* _Problem description_
Reproduce the entries word for word, and omit any picture you find in them.

_ _ _ _ _ _ _

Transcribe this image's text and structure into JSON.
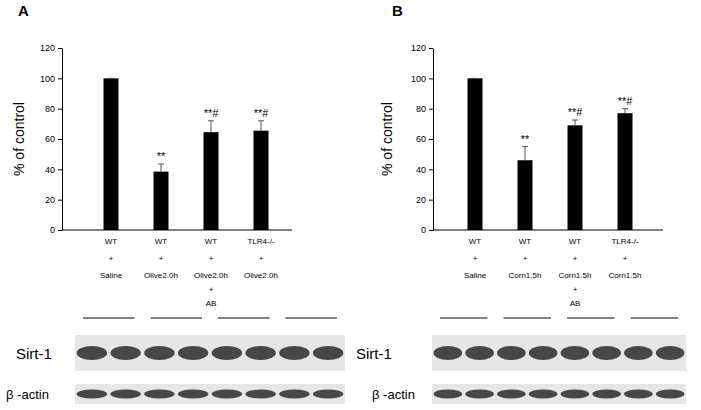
{
  "chart_data": [
    {
      "type": "bar",
      "title": "A",
      "y_label": "% of control",
      "categories": [
        [
          "WT",
          "+",
          "Saline"
        ],
        [
          "WT",
          "+",
          "Olive2.0h"
        ],
        [
          "WT",
          "+",
          "Olive2.0h",
          "+",
          "AB"
        ],
        [
          "TLR4-/-",
          "+",
          "Olive2.0h"
        ]
      ],
      "values": [
        100,
        38.5,
        64.5,
        65.5
      ],
      "errors": [
        0,
        5,
        7.5,
        6.5
      ],
      "significance": [
        null,
        "**",
        "**#",
        "**#"
      ],
      "color": "#000000",
      "ylim": [
        0,
        120
      ],
      "yticks": [
        0,
        20,
        40,
        60,
        80,
        100,
        120
      ],
      "blot_labels": [
        "Sirt-1",
        "β -actin"
      ]
    },
    {
      "type": "bar",
      "title": "B",
      "y_label": "% of control",
      "categories": [
        [
          "WT",
          "+",
          "Saline"
        ],
        [
          "WT",
          "+",
          "Corn1.5h"
        ],
        [
          "WT",
          "+",
          "Corn1.5h",
          "+",
          "AB"
        ],
        [
          "TLR4-/-",
          "+",
          "Corn1.5h"
        ]
      ],
      "values": [
        100,
        46,
        69,
        77
      ],
      "errors": [
        0,
        9,
        3.5,
        3
      ],
      "significance": [
        null,
        "**",
        "**#",
        "**#"
      ],
      "color": "#000000",
      "ylim": [
        0,
        120
      ],
      "yticks": [
        0,
        20,
        40,
        60,
        80,
        100,
        120
      ],
      "blot_labels": [
        "Sirt-1",
        "β -actin"
      ]
    }
  ]
}
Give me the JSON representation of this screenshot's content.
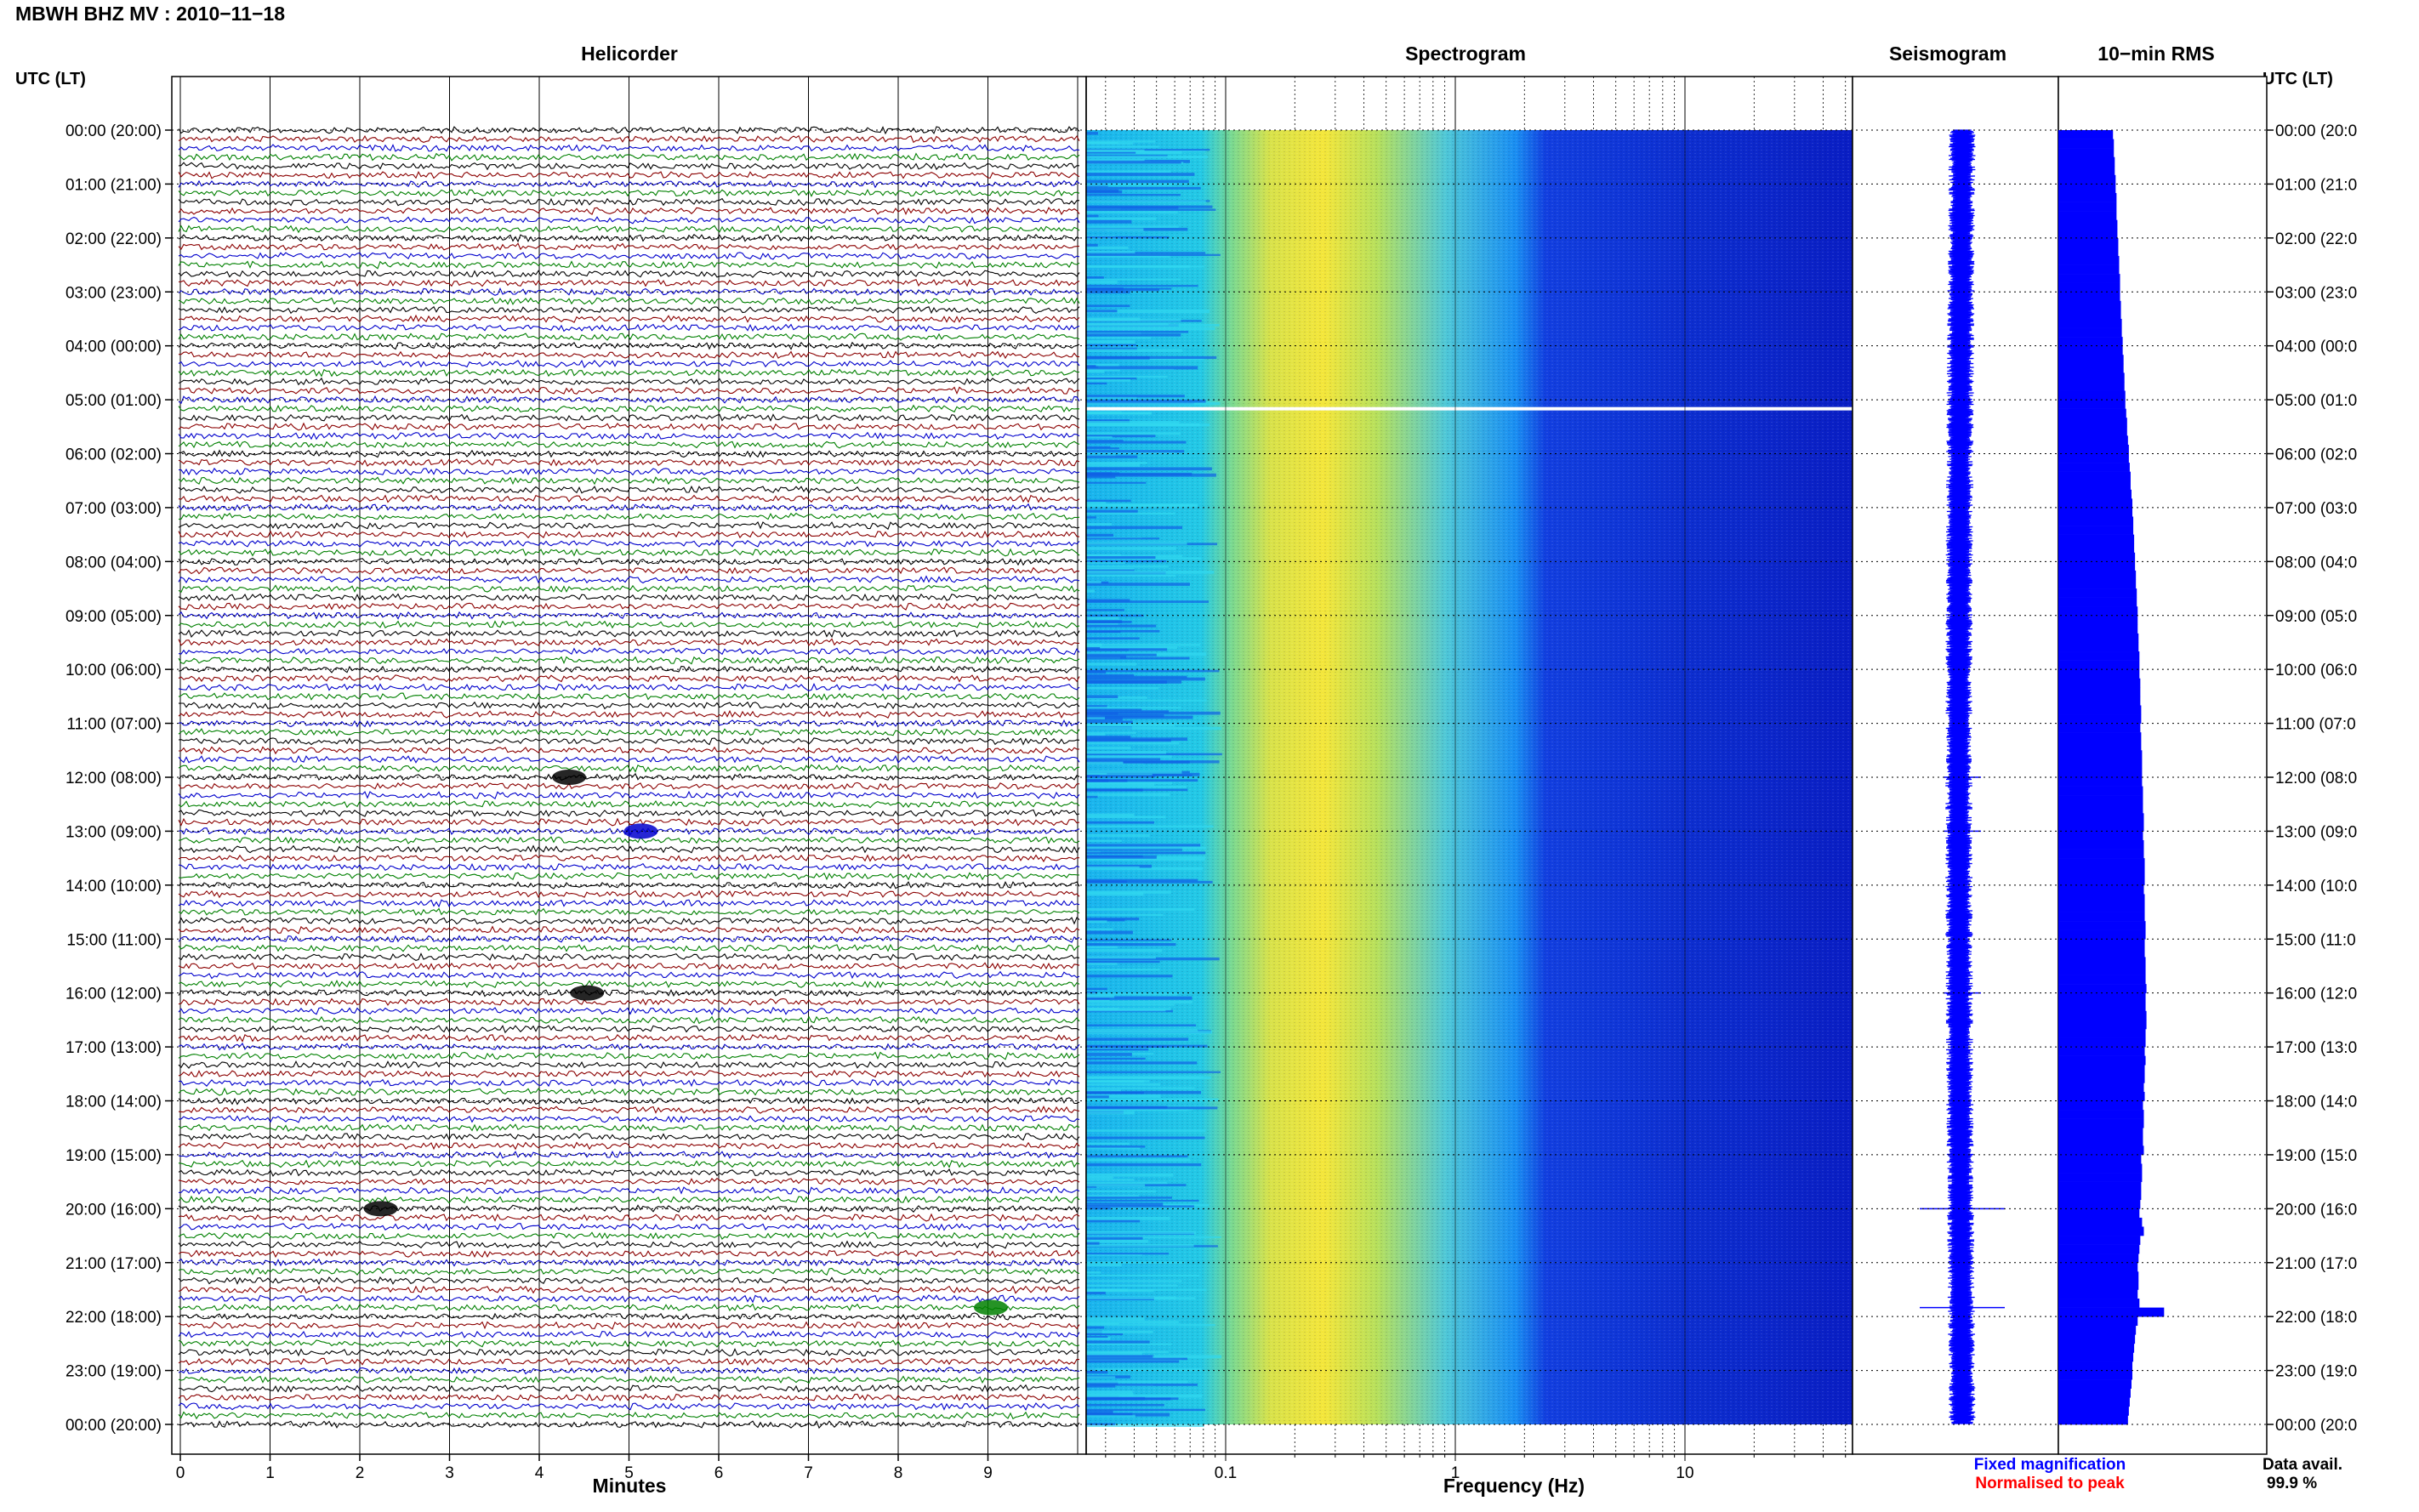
{
  "header": {
    "title": "MBWH BHZ MV : 2010−11−18",
    "utc_label_left": "UTC (LT)",
    "utc_label_right": "UTC (LT)"
  },
  "panels": {
    "helicorder": "Helicorder",
    "spectrogram": "Spectrogram",
    "seismogram": "Seismogram",
    "rms": "10−min RMS"
  },
  "time_labels": [
    "00:00 (20:00)",
    "01:00 (21:00)",
    "02:00 (22:00)",
    "03:00 (23:00)",
    "04:00 (00:00)",
    "05:00 (01:00)",
    "06:00 (02:00)",
    "07:00 (03:00)",
    "08:00 (04:00)",
    "09:00 (05:00)",
    "10:00 (06:00)",
    "11:00 (07:00)",
    "12:00 (08:00)",
    "13:00 (09:00)",
    "14:00 (10:00)",
    "15:00 (11:00)",
    "16:00 (12:00)",
    "17:00 (13:00)",
    "18:00 (14:00)",
    "19:00 (15:00)",
    "20:00 (16:00)",
    "21:00 (17:00)",
    "22:00 (18:00)",
    "23:00 (19:00)",
    "00:00 (20:00)"
  ],
  "time_labels_right": [
    "00:00 (20:0",
    "01:00 (21:0",
    "02:00 (22:0",
    "03:00 (23:0",
    "04:00 (00:0",
    "05:00 (01:0",
    "06:00 (02:0",
    "07:00 (03:0",
    "08:00 (04:0",
    "09:00 (05:0",
    "10:00 (06:0",
    "11:00 (07:0",
    "12:00 (08:0",
    "13:00 (09:0",
    "14:00 (10:0",
    "15:00 (11:0",
    "16:00 (12:0",
    "17:00 (13:0",
    "18:00 (14:0",
    "19:00 (15:0",
    "20:00 (16:0",
    "21:00 (17:0",
    "22:00 (18:0",
    "23:00 (19:0",
    "00:00 (20:0"
  ],
  "helicorder": {
    "x_ticks": [
      "0",
      "1",
      "2",
      "3",
      "4",
      "5",
      "6",
      "7",
      "8",
      "9"
    ],
    "xlabel": "Minutes",
    "line_colors": [
      "#000000",
      "#8b0000",
      "#0000cc",
      "#008000"
    ]
  },
  "spectrogram": {
    "x_ticks": [
      "0.1",
      "1",
      "10"
    ],
    "xlabel": "Frequency (Hz)",
    "scale": "log",
    "colormap": "jet"
  },
  "footer": {
    "fixed_magnification": "Fixed magnification",
    "normalised_to_peak": "Normalised to peak",
    "data_avail_label": "Data avail.",
    "data_avail_value": "99.9 %"
  },
  "colors": {
    "fixed": "#0000ff",
    "normalised": "#ff0000",
    "rms_bar": "#0000ff"
  },
  "chart_data": [
    {
      "type": "line",
      "title": "Helicorder",
      "xlabel": "Minutes",
      "xlim": [
        0,
        10
      ],
      "rows_per_hour": 6,
      "events": [
        {
          "time": "12:00",
          "minute": 4.2
        },
        {
          "time": "13:00",
          "minute": 5.0
        },
        {
          "time": "16:00",
          "minute": 4.4
        },
        {
          "time": "20:00",
          "minute": 2.1
        },
        {
          "time": "21:50",
          "minute": 8.9
        }
      ]
    },
    {
      "type": "heatmap",
      "title": "Spectrogram",
      "xlabel": "Frequency (Hz)",
      "x_ticks": [
        0.1,
        1,
        10
      ],
      "gap_time": "05:10"
    },
    {
      "type": "bar",
      "title": "10−min RMS",
      "orientation": "horizontal",
      "bins_per_hour": 6,
      "values": [
        0.62,
        0.63,
        0.63,
        0.64,
        0.64,
        0.65,
        0.65,
        0.66,
        0.66,
        0.66,
        0.67,
        0.67,
        0.68,
        0.68,
        0.69,
        0.69,
        0.7,
        0.7,
        0.7,
        0.71,
        0.71,
        0.72,
        0.72,
        0.73,
        0.73,
        0.74,
        0.74,
        0.75,
        0.75,
        0.76,
        0.76,
        0.77,
        0.78,
        0.78,
        0.79,
        0.8,
        0.8,
        0.81,
        0.82,
        0.82,
        0.83,
        0.84,
        0.84,
        0.85,
        0.85,
        0.86,
        0.86,
        0.87,
        0.87,
        0.88,
        0.88,
        0.89,
        0.89,
        0.9,
        0.9,
        0.9,
        0.91,
        0.91,
        0.92,
        0.92,
        0.92,
        0.93,
        0.93,
        0.93,
        0.94,
        0.94,
        0.93,
        0.94,
        0.94,
        0.95,
        0.95,
        0.95,
        0.95,
        0.96,
        0.96,
        0.96,
        0.97,
        0.97,
        0.96,
        0.97,
        0.97,
        0.98,
        0.98,
        0.98,
        0.97,
        0.98,
        0.98,
        0.98,
        0.99,
        0.99,
        0.98,
        0.98,
        0.99,
        0.99,
        0.99,
        1.0,
        0.99,
        0.99,
        1.0,
        1.0,
        0.99,
        0.99,
        0.98,
        0.99,
        0.98,
        0.98,
        0.97,
        0.98,
        0.96,
        0.97,
        0.97,
        0.96,
        0.96,
        0.97,
        0.94,
        0.95,
        0.95,
        0.94,
        0.94,
        0.93,
        0.92,
        0.95,
        0.97,
        0.93,
        0.92,
        0.91,
        0.9,
        0.91,
        0.91,
        0.9,
        0.92,
        1.2,
        0.9,
        0.88,
        0.87,
        0.86,
        0.85,
        0.84,
        0.84,
        0.83,
        0.82,
        0.81,
        0.8,
        0.79
      ]
    }
  ]
}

_ _ _ _ _ _ _

* _Answer to this task_
Transcribe this image's text and structure into JSON.
{
  "chart_data": [
    {
      "type": "bar",
      "title": "A",
      "y_label": "% of control",
      "categories": [
        [
          "WT",
          "+",
          "Saline"
        ],
        [
          "WT",
          "+",
          "Olive2.0h"
        ],
        [
          "WT",
          "+",
          "Olive2.0h",
          "+",
          "AB"
        ],
        [
          "TLR4-/-",
          "+",
          "Olive2.0h"
        ]
      ],
      "values": [
        100,
        38.5,
        64.5,
        65.5
      ],
      "errors": [
        0,
        5,
        7.5,
        6.5
      ],
      "significance": [
        null,
        "**",
        "**#",
        "**#"
      ],
      "color": "#000000",
      "ylim": [
        0,
        120
      ],
      "yticks": [
        0,
        20,
        40,
        60,
        80,
        100,
        120
      ],
      "blot_labels": [
        "Sirt-1",
        "β -actin"
      ]
    },
    {
      "type": "bar",
      "title": "B",
      "y_label": "% of control",
      "categories": [
        [
          "WT",
          "+",
          "Saline"
        ],
        [
          "WT",
          "+",
          "Corn1.5h"
        ],
        [
          "WT",
          "+",
          "Corn1.5h",
          "+",
          "AB"
        ],
        [
          "TLR4-/-",
          "+",
          "Corn1.5h"
        ]
      ],
      "values": [
        100,
        46,
        69,
        77
      ],
      "errors": [
        0,
        9,
        3.5,
        3
      ],
      "significance": [
        null,
        "**",
        "**#",
        "**#"
      ],
      "color": "#000000",
      "ylim": [
        0,
        120
      ],
      "yticks": [
        0,
        20,
        40,
        60,
        80,
        100,
        120
      ],
      "blot_labels": [
        "Sirt-1",
        "β -actin"
      ]
    }
  ]
}
Give me the JSON representation of this screenshot's content.
{
  "header": {
    "title": "MBWH BHZ MV : 2010−11−18",
    "utc_label_left": "UTC (LT)",
    "utc_label_right": "UTC (LT)"
  },
  "panels": {
    "helicorder": "Helicorder",
    "spectrogram": "Spectrogram",
    "seismogram": "Seismogram",
    "rms": "10−min RMS"
  },
  "time_labels": [
    "00:00 (20:00)",
    "01:00 (21:00)",
    "02:00 (22:00)",
    "03:00 (23:00)",
    "04:00 (00:00)",
    "05:00 (01:00)",
    "06:00 (02:00)",
    "07:00 (03:00)",
    "08:00 (04:00)",
    "09:00 (05:00)",
    "10:00 (06:00)",
    "11:00 (07:00)",
    "12:00 (08:00)",
    "13:00 (09:00)",
    "14:00 (10:00)",
    "15:00 (11:00)",
    "16:00 (12:00)",
    "17:00 (13:00)",
    "18:00 (14:00)",
    "19:00 (15:00)",
    "20:00 (16:00)",
    "21:00 (17:00)",
    "22:00 (18:00)",
    "23:00 (19:00)",
    "00:00 (20:00)"
  ],
  "time_labels_right": [
    "00:00 (20:0",
    "01:00 (21:0",
    "02:00 (22:0",
    "03:00 (23:0",
    "04:00 (00:0",
    "05:00 (01:0",
    "06:00 (02:0",
    "07:00 (03:0",
    "08:00 (04:0",
    "09:00 (05:0",
    "10:00 (06:0",
    "11:00 (07:0",
    "12:00 (08:0",
    "13:00 (09:0",
    "14:00 (10:0",
    "15:00 (11:0",
    "16:00 (12:0",
    "17:00 (13:0",
    "18:00 (14:0",
    "19:00 (15:0",
    "20:00 (16:0",
    "21:00 (17:0",
    "22:00 (18:0",
    "23:00 (19:0",
    "00:00 (20:0"
  ],
  "helicorder": {
    "x_ticks": [
      "0",
      "1",
      "2",
      "3",
      "4",
      "5",
      "6",
      "7",
      "8",
      "9"
    ],
    "xlabel": "Minutes",
    "line_colors": [
      "#000000",
      "#8b0000",
      "#0000cc",
      "#008000"
    ]
  },
  "spectrogram": {
    "x_ticks": [
      "0.1",
      "1",
      "10"
    ],
    "xlabel": "Frequency (Hz)",
    "scale": "log",
    "colormap": "jet"
  },
  "footer": {
    "fixed_magnification": "Fixed magnification",
    "normalised_to_peak": "Normalised to peak",
    "data_avail_label": "Data avail.",
    "data_avail_value": "99.9 %"
  },
  "colors": {
    "fixed": "#0000ff",
    "normalised": "#ff0000",
    "rms_bar": "#0000ff"
  },
  "chart_data": [
    {
      "type": "line",
      "title": "Helicorder",
      "xlabel": "Minutes",
      "xlim": [
        0,
        10
      ],
      "rows_per_hour": 6,
      "events": [
        {
          "time": "12:00",
          "minute": 4.2
        },
        {
          "time": "13:00",
          "minute": 5.0
        },
        {
          "time": "16:00",
          "minute": 4.4
        },
        {
          "time": "20:00",
          "minute": 2.1
        },
        {
          "time": "21:50",
          "minute": 8.9
        }
      ]
    },
    {
      "type": "heatmap",
      "title": "Spectrogram",
      "xlabel": "Frequency (Hz)",
      "x_ticks": [
        0.1,
        1,
        10
      ],
      "gap_time": "05:10"
    },
    {
      "type": "bar",
      "title": "10−min RMS",
      "orientation": "horizontal",
      "bins_per_hour": 6,
      "values": [
        0.62,
        0.63,
        0.63,
        0.64,
        0.64,
        0.65,
        0.65,
        0.66,
        0.66,
        0.66,
        0.67,
        0.67,
        0.68,
        0.68,
        0.69,
        0.69,
        0.7,
        0.7,
        0.7,
        0.71,
        0.71,
        0.72,
        0.72,
        0.73,
        0.73,
        0.74,
        0.74,
        0.75,
        0.75,
        0.76,
        0.76,
        0.77,
        0.78,
        0.78,
        0.79,
        0.8,
        0.8,
        0.81,
        0.82,
        0.82,
        0.83,
        0.84,
        0.84,
        0.85,
        0.85,
        0.86,
        0.86,
        0.87,
        0.87,
        0.88,
        0.88,
        0.89,
        0.89,
        0.9,
        0.9,
        0.9,
        0.91,
        0.91,
        0.92,
        0.92,
        0.92,
        0.93,
        0.93,
        0.93,
        0.94,
        0.94,
        0.93,
        0.94,
        0.94,
        0.95,
        0.95,
        0.95,
        0.95,
        0.96,
        0.96,
        0.96,
        0.97,
        0.97,
        0.96,
        0.97,
        0.97,
        0.98,
        0.98,
        0.98,
        0.97,
        0.98,
        0.98,
        0.98,
        0.99,
        0.99,
        0.98,
        0.98,
        0.99,
        0.99,
        0.99,
        1.0,
        0.99,
        0.99,
        1.0,
        1.0,
        0.99,
        0.99,
        0.98,
        0.99,
        0.98,
        0.98,
        0.97,
        0.98,
        0.96,
        0.97,
        0.97,
        0.96,
        0.96,
        0.97,
        0.94,
        0.95,
        0.95,
        0.94,
        0.94,
        0.93,
        0.92,
        0.95,
        0.97,
        0.93,
        0.92,
        0.91,
        0.9,
        0.91,
        0.91,
        0.9,
        0.92,
        1.2,
        0.9,
        0.88,
        0.87,
        0.86,
        0.85,
        0.84,
        0.84,
        0.83,
        0.82,
        0.81,
        0.8,
        0.79
      ]
    }
  ]
}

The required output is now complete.